## start Document text

But maybe the question you were going to ask is about the fact that these poems, which were written by “another guy,” are kind of short. They seem nothing like his poems, and even though they’re short like mine they seem nothing like my poems, I never would have written those poems.

BECKMAN
That was one of the most exciting moments for me, was seeing a line that I liked. I saw this line, this really long line, a longer line than either of us would write, and I was like, Neither of us would write this line, and I like it. We both liked it, that was really exciting. The other thing I should say is that we went to the far end of writing a poem that took more than an hour, one word at a time—granted it wasn’t huge pagewise—but then we also wrote poems that were one word. That was the minimum, because someone would say a word and the other one could say, End of poem. We did get that; we had a few in that series that were only one word. Regardless of specific size, regardless of what it is that we hold to in different ways, we used this; we really took advantage of how much time we had together, how many readings we gave, to use it to try every possible thing you could think of. Granted, if we were still on tour we would still be thinking of them. That’s the nature of the project, it’s actually really generative like that.

PBQ
What’s it like going on a poetry tour these days? You did meet Malkmus…

THEY RESPOND WORD BY WORD
We met a rock star who wasn’t friendlier than the whiskey was. We met many British-seeming musicians. They haven’t experienced their own wonderful poets and it hurts. Traveling through this country happened accidentally. People. Food fed us. We bought the bottle one cannot ever return. Robin’s eggs sitting in their nests.

ROHRER
That’s not a complete answer.

BECKMAN
Part of the answer is that that was really slow and not so together. The answer to the question, What was it like on tour, was about…

ROHRER
…fifty times faster…

BECKMAN
…fifty times faster and more in tune than that, and that was one of the amazing things was, God, we were so… We read in this bar, the second-to-last day of the tour, and we were just boom boom boom boom boom boom. And it was more than just the speed—we were in tune, we were ready to bounce off the tension of things, we were excited by the tension of it, and just having done it every day… We did it almost every day, for like two months. Doing it every day in that space was kind of great.

## end Document text
## start Data provided

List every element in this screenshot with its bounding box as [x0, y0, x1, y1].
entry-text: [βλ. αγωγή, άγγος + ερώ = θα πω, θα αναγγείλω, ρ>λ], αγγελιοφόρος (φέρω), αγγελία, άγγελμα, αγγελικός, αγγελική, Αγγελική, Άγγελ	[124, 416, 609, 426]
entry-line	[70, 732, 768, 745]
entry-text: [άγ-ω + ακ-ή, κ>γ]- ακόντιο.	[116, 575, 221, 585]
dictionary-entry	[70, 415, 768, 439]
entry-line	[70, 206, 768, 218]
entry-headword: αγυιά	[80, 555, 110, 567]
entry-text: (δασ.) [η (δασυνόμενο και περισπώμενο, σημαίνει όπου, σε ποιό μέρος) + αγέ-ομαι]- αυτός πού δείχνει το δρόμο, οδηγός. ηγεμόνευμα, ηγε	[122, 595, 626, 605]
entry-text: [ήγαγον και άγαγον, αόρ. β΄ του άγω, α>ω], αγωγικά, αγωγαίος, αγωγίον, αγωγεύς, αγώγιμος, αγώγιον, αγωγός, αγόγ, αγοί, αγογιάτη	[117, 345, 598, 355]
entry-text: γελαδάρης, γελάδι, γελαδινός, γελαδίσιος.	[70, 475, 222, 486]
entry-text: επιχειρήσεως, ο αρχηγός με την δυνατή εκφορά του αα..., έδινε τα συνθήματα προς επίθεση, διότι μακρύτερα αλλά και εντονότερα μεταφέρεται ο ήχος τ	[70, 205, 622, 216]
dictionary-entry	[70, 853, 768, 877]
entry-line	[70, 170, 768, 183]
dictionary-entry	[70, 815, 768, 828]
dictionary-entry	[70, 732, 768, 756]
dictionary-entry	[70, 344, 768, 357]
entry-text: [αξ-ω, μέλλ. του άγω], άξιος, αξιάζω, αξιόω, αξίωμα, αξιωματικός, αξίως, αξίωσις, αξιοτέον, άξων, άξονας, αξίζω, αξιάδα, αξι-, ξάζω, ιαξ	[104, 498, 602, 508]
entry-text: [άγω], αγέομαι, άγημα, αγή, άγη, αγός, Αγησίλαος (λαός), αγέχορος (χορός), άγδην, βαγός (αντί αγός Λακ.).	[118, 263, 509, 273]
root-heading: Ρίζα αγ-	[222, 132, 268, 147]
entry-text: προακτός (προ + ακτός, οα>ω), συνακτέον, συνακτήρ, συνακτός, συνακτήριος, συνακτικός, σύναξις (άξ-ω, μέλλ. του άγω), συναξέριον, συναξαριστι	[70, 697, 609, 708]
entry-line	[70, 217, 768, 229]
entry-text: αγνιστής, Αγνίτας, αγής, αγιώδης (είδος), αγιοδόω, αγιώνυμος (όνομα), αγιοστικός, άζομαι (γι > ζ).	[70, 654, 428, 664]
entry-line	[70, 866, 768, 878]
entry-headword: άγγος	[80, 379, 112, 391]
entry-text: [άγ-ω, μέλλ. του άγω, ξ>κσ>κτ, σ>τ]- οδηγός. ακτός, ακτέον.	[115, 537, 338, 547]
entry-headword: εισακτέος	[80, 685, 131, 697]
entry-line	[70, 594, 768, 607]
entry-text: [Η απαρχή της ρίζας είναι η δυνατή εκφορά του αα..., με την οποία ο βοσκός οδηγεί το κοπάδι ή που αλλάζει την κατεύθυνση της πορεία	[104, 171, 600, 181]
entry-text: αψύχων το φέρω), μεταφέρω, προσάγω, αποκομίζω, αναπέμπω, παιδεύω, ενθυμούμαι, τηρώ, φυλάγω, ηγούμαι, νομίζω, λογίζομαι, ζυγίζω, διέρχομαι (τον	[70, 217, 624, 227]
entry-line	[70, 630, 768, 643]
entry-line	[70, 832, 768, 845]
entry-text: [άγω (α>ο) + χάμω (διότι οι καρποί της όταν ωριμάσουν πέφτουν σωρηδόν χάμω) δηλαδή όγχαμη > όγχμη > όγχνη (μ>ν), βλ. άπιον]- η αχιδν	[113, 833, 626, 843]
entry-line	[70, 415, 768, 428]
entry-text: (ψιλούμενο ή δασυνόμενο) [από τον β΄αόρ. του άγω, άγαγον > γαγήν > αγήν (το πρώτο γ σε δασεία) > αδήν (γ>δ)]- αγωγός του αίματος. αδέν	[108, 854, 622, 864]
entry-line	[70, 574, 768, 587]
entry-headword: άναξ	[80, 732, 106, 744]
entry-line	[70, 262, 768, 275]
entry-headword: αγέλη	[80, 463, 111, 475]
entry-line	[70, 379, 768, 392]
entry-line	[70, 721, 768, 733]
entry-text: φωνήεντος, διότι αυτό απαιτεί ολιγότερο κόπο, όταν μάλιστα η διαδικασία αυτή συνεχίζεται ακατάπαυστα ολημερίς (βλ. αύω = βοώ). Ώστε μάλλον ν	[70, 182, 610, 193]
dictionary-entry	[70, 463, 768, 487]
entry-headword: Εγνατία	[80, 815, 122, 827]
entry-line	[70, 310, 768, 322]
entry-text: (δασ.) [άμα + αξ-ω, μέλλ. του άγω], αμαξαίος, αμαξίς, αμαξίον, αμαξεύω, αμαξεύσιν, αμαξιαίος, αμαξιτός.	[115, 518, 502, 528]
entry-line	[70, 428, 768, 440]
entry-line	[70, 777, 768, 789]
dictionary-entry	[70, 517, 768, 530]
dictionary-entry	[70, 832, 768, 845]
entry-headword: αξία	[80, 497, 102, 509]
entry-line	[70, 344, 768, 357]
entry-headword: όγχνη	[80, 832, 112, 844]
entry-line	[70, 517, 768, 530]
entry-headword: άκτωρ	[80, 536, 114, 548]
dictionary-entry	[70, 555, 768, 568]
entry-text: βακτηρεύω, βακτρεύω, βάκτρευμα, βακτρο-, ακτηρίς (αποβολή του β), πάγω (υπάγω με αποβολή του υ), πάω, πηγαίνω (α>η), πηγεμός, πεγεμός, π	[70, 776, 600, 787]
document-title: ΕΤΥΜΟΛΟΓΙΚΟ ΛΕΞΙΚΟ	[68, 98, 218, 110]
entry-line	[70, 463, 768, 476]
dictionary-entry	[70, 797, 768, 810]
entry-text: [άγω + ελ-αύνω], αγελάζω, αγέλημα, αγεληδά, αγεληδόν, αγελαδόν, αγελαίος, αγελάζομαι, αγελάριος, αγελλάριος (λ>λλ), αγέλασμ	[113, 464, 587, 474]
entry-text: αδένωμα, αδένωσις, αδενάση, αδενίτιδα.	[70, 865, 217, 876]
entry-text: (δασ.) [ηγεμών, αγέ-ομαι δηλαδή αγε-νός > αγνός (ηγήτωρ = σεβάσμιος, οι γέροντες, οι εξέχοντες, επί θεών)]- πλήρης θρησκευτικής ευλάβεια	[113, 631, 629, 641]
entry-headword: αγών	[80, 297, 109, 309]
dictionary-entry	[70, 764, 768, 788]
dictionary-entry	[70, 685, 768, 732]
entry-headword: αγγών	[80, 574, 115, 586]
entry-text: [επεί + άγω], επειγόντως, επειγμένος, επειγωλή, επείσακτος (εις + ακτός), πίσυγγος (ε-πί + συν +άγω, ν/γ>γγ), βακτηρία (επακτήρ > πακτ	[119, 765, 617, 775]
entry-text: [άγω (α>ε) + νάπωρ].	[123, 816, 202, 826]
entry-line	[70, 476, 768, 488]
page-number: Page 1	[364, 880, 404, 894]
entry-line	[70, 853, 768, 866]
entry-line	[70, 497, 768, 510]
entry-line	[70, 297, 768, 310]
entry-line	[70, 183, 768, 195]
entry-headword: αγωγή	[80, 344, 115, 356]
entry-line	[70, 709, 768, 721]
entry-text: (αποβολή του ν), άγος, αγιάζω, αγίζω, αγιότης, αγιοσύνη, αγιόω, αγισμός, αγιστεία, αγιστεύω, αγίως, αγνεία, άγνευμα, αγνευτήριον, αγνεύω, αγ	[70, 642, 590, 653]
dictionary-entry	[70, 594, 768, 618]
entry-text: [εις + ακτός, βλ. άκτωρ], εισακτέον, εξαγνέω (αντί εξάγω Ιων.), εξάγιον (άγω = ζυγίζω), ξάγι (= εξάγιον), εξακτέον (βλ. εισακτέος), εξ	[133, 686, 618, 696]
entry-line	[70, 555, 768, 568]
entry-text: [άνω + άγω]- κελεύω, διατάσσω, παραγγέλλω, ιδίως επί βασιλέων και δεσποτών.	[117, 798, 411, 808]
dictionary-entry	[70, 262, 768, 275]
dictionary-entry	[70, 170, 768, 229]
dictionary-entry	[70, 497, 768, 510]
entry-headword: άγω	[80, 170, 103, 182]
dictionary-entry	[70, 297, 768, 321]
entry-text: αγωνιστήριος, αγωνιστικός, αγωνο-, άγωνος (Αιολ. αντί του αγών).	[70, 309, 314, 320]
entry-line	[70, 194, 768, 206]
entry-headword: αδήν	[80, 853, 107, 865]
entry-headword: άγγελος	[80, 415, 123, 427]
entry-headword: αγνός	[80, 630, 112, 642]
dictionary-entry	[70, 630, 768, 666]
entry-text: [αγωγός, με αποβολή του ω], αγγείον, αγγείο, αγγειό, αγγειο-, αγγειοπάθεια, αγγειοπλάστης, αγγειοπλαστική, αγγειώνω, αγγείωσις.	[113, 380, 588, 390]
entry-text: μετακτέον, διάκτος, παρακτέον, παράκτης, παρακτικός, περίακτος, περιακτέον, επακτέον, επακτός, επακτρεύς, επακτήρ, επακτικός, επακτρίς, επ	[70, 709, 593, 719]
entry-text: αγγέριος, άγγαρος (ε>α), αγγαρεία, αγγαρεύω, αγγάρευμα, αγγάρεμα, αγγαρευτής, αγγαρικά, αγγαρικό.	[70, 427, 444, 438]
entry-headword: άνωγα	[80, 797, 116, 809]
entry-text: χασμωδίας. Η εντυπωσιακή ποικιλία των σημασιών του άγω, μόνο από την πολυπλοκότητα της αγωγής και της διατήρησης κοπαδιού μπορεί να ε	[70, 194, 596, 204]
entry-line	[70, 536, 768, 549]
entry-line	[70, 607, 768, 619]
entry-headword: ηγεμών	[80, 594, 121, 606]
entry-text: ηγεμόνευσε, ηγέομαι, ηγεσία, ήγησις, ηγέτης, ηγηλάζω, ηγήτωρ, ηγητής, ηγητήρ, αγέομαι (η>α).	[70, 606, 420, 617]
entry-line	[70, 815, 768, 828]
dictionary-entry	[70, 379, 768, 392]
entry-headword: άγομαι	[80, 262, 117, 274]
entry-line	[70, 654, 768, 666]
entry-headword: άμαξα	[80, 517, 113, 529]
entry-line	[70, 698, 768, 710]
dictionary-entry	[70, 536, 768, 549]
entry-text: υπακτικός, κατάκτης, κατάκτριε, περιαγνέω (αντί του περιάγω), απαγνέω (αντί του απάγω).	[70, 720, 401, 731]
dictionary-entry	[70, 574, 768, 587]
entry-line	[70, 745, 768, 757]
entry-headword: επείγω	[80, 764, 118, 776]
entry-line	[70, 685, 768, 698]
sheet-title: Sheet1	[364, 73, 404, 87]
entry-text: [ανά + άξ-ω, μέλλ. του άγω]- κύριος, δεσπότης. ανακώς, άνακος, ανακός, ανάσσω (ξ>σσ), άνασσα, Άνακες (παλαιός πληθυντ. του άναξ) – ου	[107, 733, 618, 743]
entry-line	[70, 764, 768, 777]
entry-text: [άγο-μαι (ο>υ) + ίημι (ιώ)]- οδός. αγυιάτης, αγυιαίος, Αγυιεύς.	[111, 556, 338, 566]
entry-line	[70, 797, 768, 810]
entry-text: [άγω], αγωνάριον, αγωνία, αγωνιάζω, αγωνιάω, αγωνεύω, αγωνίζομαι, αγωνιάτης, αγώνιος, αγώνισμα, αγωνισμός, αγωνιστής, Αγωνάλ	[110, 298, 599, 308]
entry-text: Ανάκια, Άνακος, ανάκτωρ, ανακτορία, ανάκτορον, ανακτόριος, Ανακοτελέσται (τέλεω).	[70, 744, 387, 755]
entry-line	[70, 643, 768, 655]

## end Data provided
## start Data provided

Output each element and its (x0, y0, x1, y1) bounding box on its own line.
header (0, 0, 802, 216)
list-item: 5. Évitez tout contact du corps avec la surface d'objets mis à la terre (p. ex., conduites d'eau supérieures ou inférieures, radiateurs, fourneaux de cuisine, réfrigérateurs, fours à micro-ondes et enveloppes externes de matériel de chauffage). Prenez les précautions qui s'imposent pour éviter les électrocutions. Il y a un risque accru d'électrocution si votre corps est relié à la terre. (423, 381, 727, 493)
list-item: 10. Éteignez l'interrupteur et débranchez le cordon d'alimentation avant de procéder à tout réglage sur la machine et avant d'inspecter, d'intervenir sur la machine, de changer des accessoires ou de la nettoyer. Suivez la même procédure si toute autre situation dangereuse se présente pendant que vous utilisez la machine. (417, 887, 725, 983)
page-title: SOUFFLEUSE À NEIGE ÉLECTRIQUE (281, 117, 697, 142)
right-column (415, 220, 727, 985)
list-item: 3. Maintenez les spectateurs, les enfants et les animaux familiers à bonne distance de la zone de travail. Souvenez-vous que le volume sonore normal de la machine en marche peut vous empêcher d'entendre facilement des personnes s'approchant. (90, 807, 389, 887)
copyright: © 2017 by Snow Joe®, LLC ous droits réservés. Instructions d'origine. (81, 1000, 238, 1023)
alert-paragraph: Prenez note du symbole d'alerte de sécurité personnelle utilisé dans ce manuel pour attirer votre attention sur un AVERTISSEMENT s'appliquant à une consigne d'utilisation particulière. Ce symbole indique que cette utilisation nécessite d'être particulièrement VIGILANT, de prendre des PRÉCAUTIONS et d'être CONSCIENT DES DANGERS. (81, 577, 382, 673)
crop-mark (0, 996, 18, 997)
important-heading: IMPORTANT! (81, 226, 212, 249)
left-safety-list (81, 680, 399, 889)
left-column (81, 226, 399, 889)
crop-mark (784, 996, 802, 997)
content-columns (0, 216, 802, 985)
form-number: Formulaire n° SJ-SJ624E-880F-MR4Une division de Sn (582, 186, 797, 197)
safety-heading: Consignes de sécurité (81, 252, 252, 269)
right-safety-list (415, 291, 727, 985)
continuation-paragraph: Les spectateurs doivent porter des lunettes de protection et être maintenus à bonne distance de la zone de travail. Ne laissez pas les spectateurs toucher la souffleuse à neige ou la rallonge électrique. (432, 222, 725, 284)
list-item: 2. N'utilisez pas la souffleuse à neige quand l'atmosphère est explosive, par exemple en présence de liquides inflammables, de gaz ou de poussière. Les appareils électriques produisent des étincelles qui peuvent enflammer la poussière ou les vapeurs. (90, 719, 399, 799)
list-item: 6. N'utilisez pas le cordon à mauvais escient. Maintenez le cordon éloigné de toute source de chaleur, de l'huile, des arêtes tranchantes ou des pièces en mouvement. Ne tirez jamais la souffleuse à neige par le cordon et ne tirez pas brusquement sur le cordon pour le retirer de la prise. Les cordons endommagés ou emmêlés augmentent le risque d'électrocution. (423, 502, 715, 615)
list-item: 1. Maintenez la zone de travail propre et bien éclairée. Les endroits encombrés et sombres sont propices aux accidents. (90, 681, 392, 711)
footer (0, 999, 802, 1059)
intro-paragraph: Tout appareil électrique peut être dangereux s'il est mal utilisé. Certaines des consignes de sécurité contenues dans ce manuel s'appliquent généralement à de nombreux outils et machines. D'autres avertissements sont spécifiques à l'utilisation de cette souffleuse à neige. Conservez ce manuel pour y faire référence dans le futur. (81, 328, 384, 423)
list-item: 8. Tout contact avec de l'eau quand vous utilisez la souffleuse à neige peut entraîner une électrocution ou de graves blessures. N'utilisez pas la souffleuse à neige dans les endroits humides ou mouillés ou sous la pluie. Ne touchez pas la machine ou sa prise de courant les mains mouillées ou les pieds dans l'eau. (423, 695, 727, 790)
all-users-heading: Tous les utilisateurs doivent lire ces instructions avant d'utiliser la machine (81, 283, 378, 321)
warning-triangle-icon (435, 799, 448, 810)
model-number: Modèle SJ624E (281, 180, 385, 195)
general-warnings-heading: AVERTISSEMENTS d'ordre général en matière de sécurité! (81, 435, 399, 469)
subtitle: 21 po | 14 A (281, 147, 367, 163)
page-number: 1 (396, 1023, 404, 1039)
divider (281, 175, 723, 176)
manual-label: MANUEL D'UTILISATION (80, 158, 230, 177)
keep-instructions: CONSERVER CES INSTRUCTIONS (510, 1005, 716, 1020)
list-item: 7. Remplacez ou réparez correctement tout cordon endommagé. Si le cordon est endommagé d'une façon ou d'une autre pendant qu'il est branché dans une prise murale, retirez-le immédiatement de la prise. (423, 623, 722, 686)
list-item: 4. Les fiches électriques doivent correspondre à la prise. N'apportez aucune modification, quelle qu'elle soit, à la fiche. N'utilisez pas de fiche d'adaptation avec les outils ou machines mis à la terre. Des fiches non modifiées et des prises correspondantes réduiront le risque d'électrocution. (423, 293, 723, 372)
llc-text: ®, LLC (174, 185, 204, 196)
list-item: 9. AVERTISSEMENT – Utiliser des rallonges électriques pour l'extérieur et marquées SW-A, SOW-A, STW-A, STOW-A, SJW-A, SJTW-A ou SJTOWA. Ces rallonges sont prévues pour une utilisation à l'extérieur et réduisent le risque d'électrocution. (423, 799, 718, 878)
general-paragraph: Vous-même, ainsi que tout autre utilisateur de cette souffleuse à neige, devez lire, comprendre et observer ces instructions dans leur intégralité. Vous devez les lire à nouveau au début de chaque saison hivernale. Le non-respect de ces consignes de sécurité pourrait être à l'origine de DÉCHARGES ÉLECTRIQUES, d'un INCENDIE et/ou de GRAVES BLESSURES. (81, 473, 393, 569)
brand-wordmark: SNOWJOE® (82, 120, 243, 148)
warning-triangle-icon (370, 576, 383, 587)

## end Data provided

> [Problem 1]:
Write down the passage of the poetry tour interview from "THEY RESPOND WORD" to "in their nests.", word for word.
> [Problem 2]:
From the entries in the first block, extract the lines from the line with "List every element" to the line with "217, 768, 229]", reproducing each one unchanged.
The interview and the entries have nothing to do with each other.

> [Expected output 1]:
THEY RESPOND WORD BY WORD
We met a rock star who wasn’t friendlier than the whiskey was. We met many British-seeming musicians. They haven’t experienced their own wonderful poets and it hurts. Traveling through this country happened accidentally. People. Food fed us. We bought the bottle one cannot ever return. Robin’s eggs sitting in their nests.

> [Expected output 2]:
List every element in this screenshot with its bounding box as [x0, y0, x1, y1].
entry-text: [βλ. αγωγή, άγγος + ερώ = θα πω, θα αναγγείλω, ρ>λ], αγγελιοφόρος (φέρω), αγγελία, άγγελμα, αγγελικός, αγγελική, Αγγελική, Άγγελ	[124, 416, 609, 426]
entry-line	[70, 732, 768, 745]
entry-text: [άγ-ω + ακ-ή, κ>γ]- ακόντιο.	[116, 575, 221, 585]
dictionary-entry	[70, 415, 768, 439]
entry-line	[70, 206, 768, 218]
entry-headword: αγυιά	[80, 555, 110, 567]
entry-text: (δασ.) [η (δασυνόμενο και περισπώμενο, σημαίνει όπου, σε ποιό μέρος) + αγέ-ομαι]- αυτός πού δείχνει το δρόμο, οδηγός. ηγεμόνευμα, ηγε	[122, 595, 626, 605]
entry-text: [ήγαγον και άγαγον, αόρ. β΄ του άγω, α>ω], αγωγικά, αγωγαίος, αγωγίον, αγωγεύς, αγώγιμος, αγώγιον, αγωγός, αγόγ, αγοί, αγογιάτη	[117, 345, 598, 355]
entry-text: γελαδάρης, γελάδι, γελαδινός, γελαδίσιος.	[70, 475, 222, 486]
entry-text: επιχειρήσεως, ο αρχηγός με την δυνατή εκφορά του αα..., έδινε τα συνθήματα προς επίθεση, διότι μακρύτερα αλλά και εντονότερα μεταφέρεται ο ήχος τ	[70, 205, 622, 216]
dictionary-entry	[70, 853, 768, 877]
entry-line	[70, 170, 768, 183]
dictionary-entry	[70, 815, 768, 828]
dictionary-entry	[70, 732, 768, 756]
dictionary-entry	[70, 344, 768, 357]
entry-text: [αξ-ω, μέλλ. του άγω], άξιος, αξιάζω, αξιόω, αξίωμα, αξιωματικός, αξίως, αξίωσις, αξιοτέον, άξων, άξονας, αξίζω, αξιάδα, αξι-, ξάζω, ιαξ	[104, 498, 602, 508]
entry-text: [άγω], αγέομαι, άγημα, αγή, άγη, αγός, Αγησίλαος (λαός), αγέχορος (χορός), άγδην, βαγός (αντί αγός Λακ.).	[118, 263, 509, 273]
root-heading: Ρίζα αγ-	[222, 132, 268, 147]
entry-text: προακτός (προ + ακτός, οα>ω), συνακτέον, συνακτήρ, συνακτός, συνακτήριος, συνακτικός, σύναξις (άξ-ω, μέλλ. του άγω), συναξέριον, συναξαριστι	[70, 697, 609, 708]
entry-line	[70, 217, 768, 229]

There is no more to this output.